**WHAT NEEDS TO BE DONE**
Copy every record word for word.
Start of DATA LISTING
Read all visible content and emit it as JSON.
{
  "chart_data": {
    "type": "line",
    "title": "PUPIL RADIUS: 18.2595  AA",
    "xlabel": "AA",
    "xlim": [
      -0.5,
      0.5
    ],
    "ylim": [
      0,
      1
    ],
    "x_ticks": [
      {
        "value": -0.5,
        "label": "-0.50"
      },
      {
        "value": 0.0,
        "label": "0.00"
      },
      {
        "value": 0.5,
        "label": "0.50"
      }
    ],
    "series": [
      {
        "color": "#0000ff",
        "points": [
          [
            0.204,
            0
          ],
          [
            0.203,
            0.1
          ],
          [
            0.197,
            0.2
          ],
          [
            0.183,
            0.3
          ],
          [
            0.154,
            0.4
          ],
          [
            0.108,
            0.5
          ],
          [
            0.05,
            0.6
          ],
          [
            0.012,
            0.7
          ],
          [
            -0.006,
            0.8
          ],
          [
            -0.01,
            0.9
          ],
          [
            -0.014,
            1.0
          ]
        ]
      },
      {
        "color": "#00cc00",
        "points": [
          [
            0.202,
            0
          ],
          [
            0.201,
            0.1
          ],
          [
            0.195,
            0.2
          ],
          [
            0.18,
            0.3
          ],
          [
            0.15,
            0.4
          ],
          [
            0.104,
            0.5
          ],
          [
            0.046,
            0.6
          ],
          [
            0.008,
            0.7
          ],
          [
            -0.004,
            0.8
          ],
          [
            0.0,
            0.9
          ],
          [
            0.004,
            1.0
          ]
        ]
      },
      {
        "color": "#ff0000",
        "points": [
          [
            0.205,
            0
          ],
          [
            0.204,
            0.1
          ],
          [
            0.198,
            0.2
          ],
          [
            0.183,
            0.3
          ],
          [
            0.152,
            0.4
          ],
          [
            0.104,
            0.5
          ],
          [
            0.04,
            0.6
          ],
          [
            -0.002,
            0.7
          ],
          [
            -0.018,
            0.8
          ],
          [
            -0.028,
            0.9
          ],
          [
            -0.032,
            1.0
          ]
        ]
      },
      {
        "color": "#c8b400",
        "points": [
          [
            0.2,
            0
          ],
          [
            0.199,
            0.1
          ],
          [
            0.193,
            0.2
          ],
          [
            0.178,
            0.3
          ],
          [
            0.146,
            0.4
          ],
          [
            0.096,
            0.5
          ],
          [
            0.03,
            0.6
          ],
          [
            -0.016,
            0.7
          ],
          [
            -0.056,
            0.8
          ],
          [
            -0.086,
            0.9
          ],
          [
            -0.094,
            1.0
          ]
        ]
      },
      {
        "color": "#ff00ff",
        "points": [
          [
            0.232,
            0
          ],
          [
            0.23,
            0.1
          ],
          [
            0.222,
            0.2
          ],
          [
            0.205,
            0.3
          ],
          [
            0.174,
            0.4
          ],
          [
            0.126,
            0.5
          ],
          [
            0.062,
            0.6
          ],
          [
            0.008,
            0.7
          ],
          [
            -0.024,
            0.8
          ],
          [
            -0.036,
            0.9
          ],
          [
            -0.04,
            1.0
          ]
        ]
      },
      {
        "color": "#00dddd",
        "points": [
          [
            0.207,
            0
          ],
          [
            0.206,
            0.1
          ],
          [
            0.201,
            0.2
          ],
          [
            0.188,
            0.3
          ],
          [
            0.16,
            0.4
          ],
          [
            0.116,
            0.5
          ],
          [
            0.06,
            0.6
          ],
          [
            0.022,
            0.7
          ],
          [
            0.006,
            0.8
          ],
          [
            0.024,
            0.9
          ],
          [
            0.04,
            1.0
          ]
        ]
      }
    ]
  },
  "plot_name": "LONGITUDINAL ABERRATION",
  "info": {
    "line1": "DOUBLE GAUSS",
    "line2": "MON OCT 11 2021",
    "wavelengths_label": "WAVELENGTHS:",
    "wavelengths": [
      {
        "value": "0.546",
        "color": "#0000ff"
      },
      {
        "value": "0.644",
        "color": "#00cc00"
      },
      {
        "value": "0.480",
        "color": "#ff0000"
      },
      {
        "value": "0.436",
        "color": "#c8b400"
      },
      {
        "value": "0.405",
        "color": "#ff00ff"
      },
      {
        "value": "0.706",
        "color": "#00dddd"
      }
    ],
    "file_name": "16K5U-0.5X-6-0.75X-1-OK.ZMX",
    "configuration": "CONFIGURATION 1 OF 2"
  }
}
End of DATA LISTING
**OUTPUT OF THE TASK**
Read all visible content and emit it as JSON.
{
  "chart_data": {
    "type": "line",
    "title": "PUPIL RADIUS: 18.2595  AA",
    "xlabel": "AA",
    "xlim": [
      -0.5,
      0.5
    ],
    "ylim": [
      0,
      1
    ],
    "x_ticks": [
      {
        "value": -0.5,
        "label": "-0.50"
      },
      {
        "value": 0.0,
        "label": "0.00"
      },
      {
        "value": 0.5,
        "label": "0.50"
      }
    ],
    "series": [
      {
        "color": "#0000ff",
        "points": [
          [
            0.204,
            0
          ],
          [
            0.203,
            0.1
          ],
          [
            0.197,
            0.2
          ],
          [
            0.183,
            0.3
          ],
          [
            0.154,
            0.4
          ],
          [
            0.108,
            0.5
          ],
          [
            0.05,
            0.6
          ],
          [
            0.012,
            0.7
          ],
          [
            -0.006,
            0.8
          ],
          [
            -0.01,
            0.9
          ],
          [
            -0.014,
            1.0
          ]
        ]
      },
      {
        "color": "#00cc00",
        "points": [
          [
            0.202,
            0
          ],
          [
            0.201,
            0.1
          ],
          [
            0.195,
            0.2
          ],
          [
            0.18,
            0.3
          ],
          [
            0.15,
            0.4
          ],
          [
            0.104,
            0.5
          ],
          [
            0.046,
            0.6
          ],
          [
            0.008,
            0.7
          ],
          [
            -0.004,
            0.8
          ],
          [
            0.0,
            0.9
          ],
          [
            0.004,
            1.0
          ]
        ]
      },
      {
        "color": "#ff0000",
        "points": [
          [
            0.205,
            0
          ],
          [
            0.204,
            0.1
          ],
          [
            0.198,
            0.2
          ],
          [
            0.183,
            0.3
          ],
          [
            0.152,
            0.4
          ],
          [
            0.104,
            0.5
          ],
          [
            0.04,
            0.6
          ],
          [
            -0.002,
            0.7
          ],
          [
            -0.018,
            0.8
          ],
          [
            -0.028,
            0.9
          ],
          [
            -0.032,
            1.0
          ]
        ]
      },
      {
        "color": "#c8b400",
        "points": [
          [
            0.2,
            0
          ],
          [
            0.199,
            0.1
          ],
          [
            0.193,
            0.2
          ],
          [
            0.178,
            0.3
          ],
          [
            0.146,
            0.4
          ],
          [
            0.096,
            0.5
          ],
          [
            0.03,
            0.6
          ],
          [
            -0.016,
            0.7
          ],
          [
            -0.056,
            0.8
          ],
          [
            -0.086,
            0.9
          ],
          [
            -0.094,
            1.0
          ]
        ]
      },
      {
        "color": "#ff00ff",
        "points": [
          [
            0.232,
            0
          ],
          [
            0.23,
            0.1
          ],
          [
            0.222,
            0.2
          ],
          [
            0.205,
            0.3
          ],
          [
            0.174,
            0.4
          ],
          [
            0.126,
            0.5
          ],
          [
            0.062,
            0.6
          ],
          [
            0.008,
            0.7
          ],
          [
            -0.024,
            0.8
          ],
          [
            -0.036,
            0.9
          ],
          [
            -0.04,
            1.0
          ]
        ]
      },
      {
        "color": "#00dddd",
        "points": [
          [
            0.207,
            0
          ],
          [
            0.206,
            0.1
          ],
          [
            0.201,
            0.2
          ],
          [
            0.188,
            0.3
          ],
          [
            0.16,
            0.4
          ],
          [
            0.116,
            0.5
          ],
          [
            0.06,
            0.6
          ],
          [
            0.022,
            0.7
          ],
          [
            0.006,
            0.8
          ],
          [
            0.024,
            0.9
          ],
          [
            0.04,
            1.0
          ]
        ]
      }
    ]
  },
  "plot_name": "LONGITUDINAL ABERRATION",
  "info": {
    "line1": "DOUBLE GAUSS",
    "line2": "MON OCT 11 2021",
    "wavelengths_label": "WAVELENGTHS:",
    "wavelengths": [
      {
        "value": "0.546",
        "color": "#0000ff"
      },
      {
        "value": "0.644",
        "color": "#00cc00"
      },
      {
        "value": "0.480",
        "color": "#ff0000"
      },
      {
        "value": "0.436",
        "color": "#c8b400"
      },
      {
        "value": "0.405",
        "color": "#ff00ff"
      },
      {
        "value": "0.706",
        "color": "#00dddd"
      }
    ],
    "file_name": "16K5U-0.5X-6-0.75X-1-OK.ZMX",
    "configuration": "CONFIGURATION 1 OF 2"
  }
}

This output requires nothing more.